GOAL – Look below. Copy each line that has "Versorgung" in it.

LISTING –
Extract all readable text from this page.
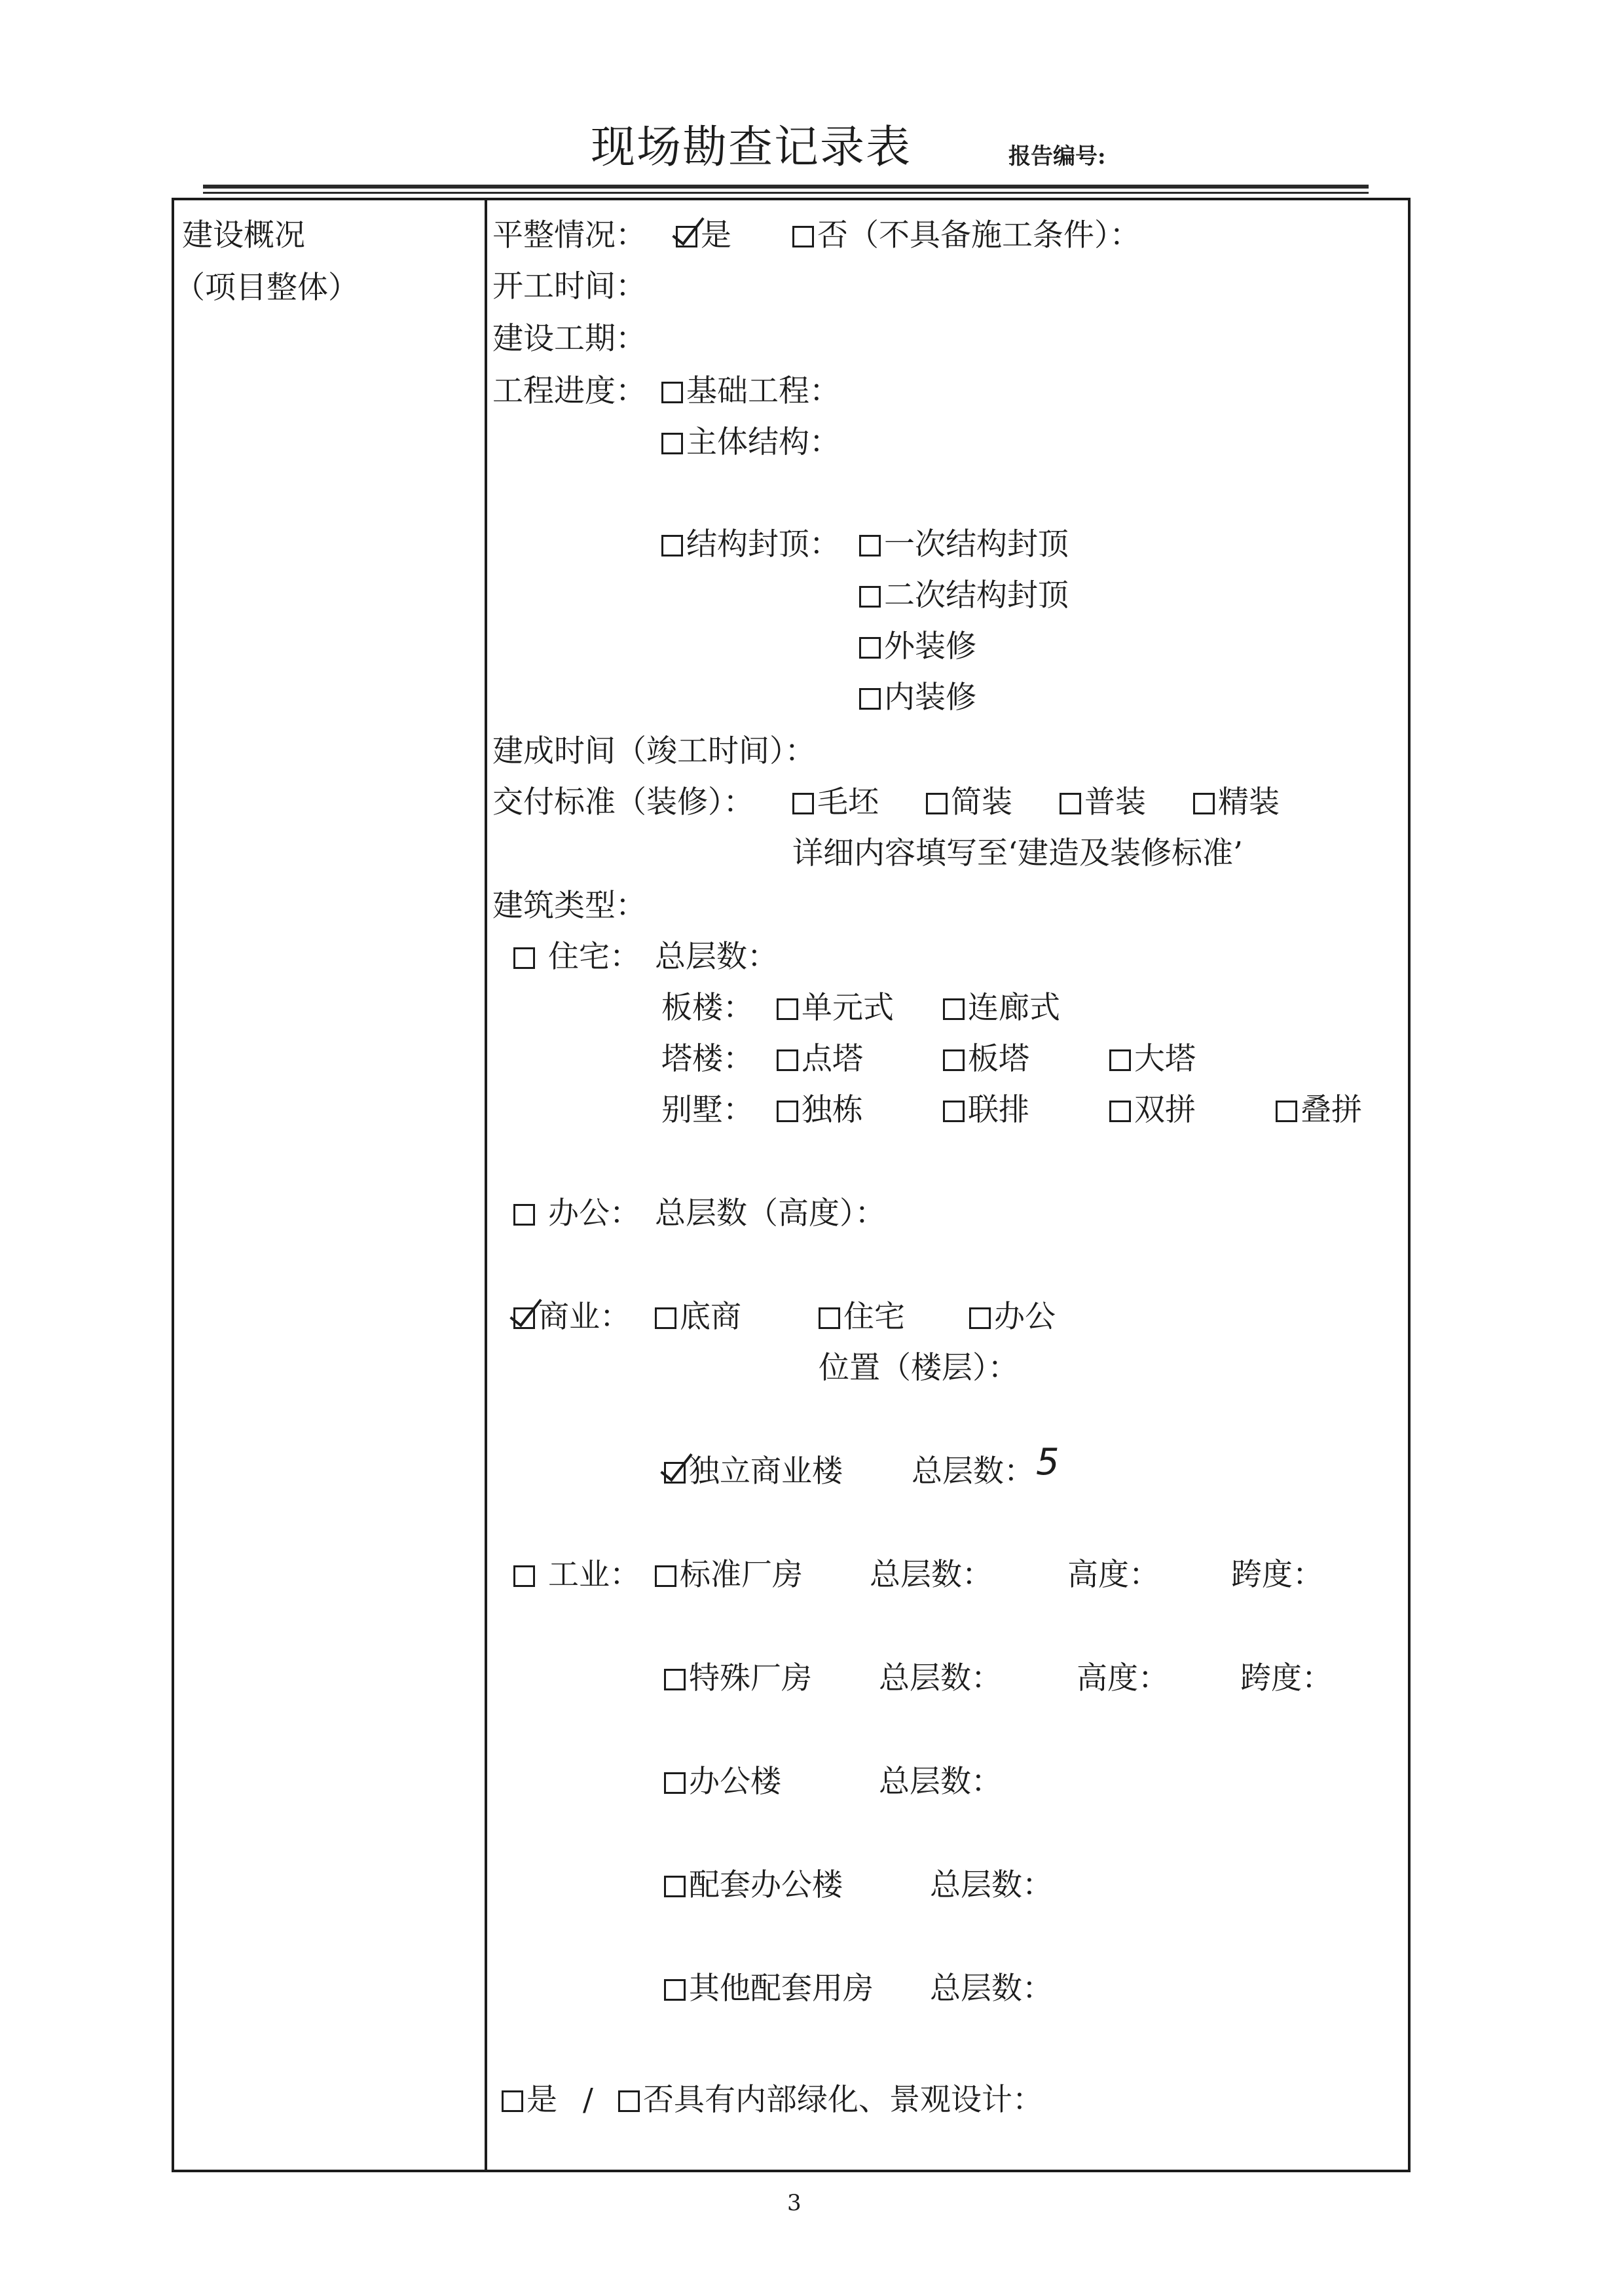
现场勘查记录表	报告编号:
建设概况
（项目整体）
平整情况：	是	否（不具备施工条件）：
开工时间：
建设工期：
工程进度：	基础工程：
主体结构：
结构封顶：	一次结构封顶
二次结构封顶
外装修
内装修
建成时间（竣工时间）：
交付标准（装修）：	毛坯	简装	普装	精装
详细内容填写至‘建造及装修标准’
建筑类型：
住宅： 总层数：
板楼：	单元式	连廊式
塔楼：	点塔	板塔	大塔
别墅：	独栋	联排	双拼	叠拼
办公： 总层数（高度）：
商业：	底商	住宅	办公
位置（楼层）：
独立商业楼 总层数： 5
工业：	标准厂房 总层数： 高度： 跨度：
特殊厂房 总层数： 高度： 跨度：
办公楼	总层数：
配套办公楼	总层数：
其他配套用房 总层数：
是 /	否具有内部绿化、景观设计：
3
...
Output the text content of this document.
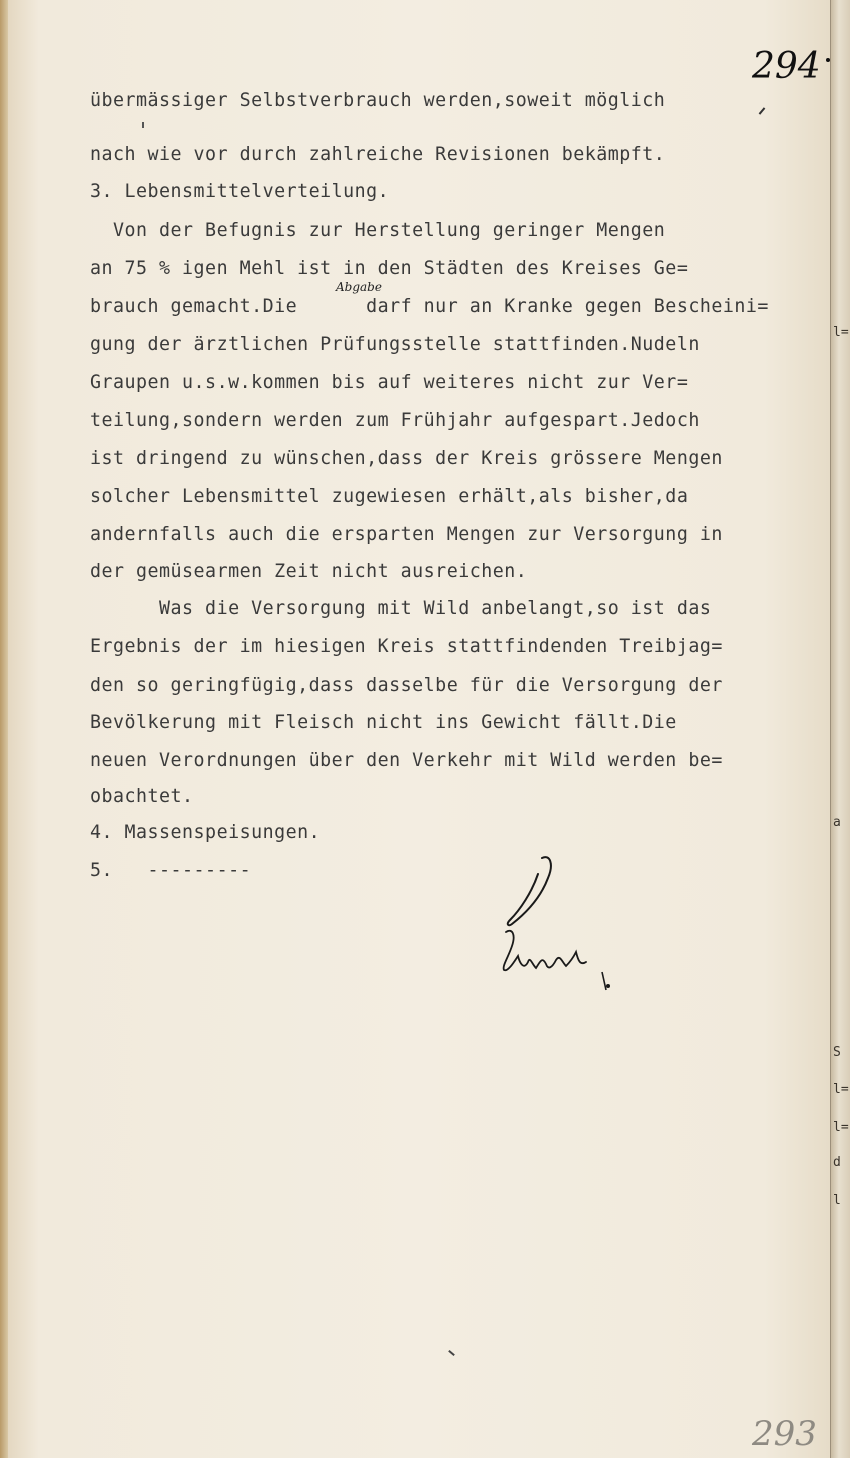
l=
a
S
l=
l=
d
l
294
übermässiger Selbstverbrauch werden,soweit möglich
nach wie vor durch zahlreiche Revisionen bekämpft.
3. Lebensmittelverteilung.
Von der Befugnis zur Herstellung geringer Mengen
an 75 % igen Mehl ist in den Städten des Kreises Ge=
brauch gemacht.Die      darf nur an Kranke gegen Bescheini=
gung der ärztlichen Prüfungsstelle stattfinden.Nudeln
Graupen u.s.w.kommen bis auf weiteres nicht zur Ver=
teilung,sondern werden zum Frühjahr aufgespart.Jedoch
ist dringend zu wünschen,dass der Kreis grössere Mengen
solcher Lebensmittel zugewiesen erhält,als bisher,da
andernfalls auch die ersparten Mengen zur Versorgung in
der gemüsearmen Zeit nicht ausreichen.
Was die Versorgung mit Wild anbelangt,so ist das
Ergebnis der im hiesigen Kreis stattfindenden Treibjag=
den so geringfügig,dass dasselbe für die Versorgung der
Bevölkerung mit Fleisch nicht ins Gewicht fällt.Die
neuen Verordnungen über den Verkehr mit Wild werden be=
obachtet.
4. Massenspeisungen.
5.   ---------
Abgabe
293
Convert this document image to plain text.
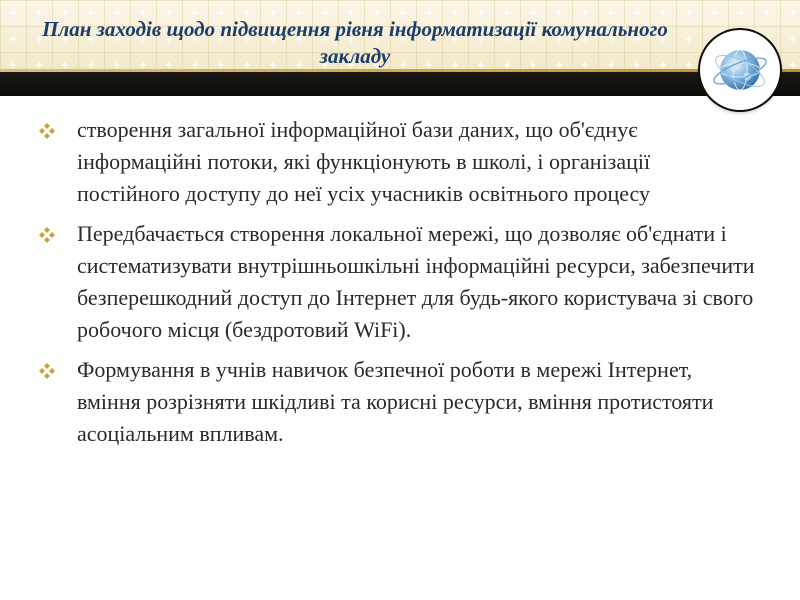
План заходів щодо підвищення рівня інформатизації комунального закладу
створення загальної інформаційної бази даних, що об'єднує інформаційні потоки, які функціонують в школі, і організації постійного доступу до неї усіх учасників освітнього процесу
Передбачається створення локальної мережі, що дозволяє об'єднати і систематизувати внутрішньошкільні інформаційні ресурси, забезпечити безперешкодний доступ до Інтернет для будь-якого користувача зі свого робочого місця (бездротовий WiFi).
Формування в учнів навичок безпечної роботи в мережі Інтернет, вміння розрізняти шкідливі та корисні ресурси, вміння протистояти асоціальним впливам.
---
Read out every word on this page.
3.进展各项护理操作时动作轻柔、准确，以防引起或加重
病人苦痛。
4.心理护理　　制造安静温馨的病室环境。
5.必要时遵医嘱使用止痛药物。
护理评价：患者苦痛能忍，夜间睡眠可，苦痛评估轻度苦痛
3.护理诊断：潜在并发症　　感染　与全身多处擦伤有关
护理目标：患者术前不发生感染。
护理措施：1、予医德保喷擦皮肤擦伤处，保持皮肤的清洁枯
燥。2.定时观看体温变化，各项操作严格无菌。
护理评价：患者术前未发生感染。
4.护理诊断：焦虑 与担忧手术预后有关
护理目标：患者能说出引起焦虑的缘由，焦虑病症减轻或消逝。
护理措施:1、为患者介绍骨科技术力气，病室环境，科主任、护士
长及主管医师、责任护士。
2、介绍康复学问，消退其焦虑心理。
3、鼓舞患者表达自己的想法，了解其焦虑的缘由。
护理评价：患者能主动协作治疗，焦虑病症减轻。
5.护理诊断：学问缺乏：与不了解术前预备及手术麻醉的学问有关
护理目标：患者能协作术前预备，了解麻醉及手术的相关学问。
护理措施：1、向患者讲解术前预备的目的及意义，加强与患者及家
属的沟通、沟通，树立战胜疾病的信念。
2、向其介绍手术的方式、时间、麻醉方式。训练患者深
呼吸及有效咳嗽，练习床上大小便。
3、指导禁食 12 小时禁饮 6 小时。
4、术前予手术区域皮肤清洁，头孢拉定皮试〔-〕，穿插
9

TASK SOLUTION –
andernfalls auch die ersparten Mengen zur Versorgung in
Was die Versorgung mit Wild anbelangt,so ist das
den so geringfügig,dass dasselbe für die Versorgung der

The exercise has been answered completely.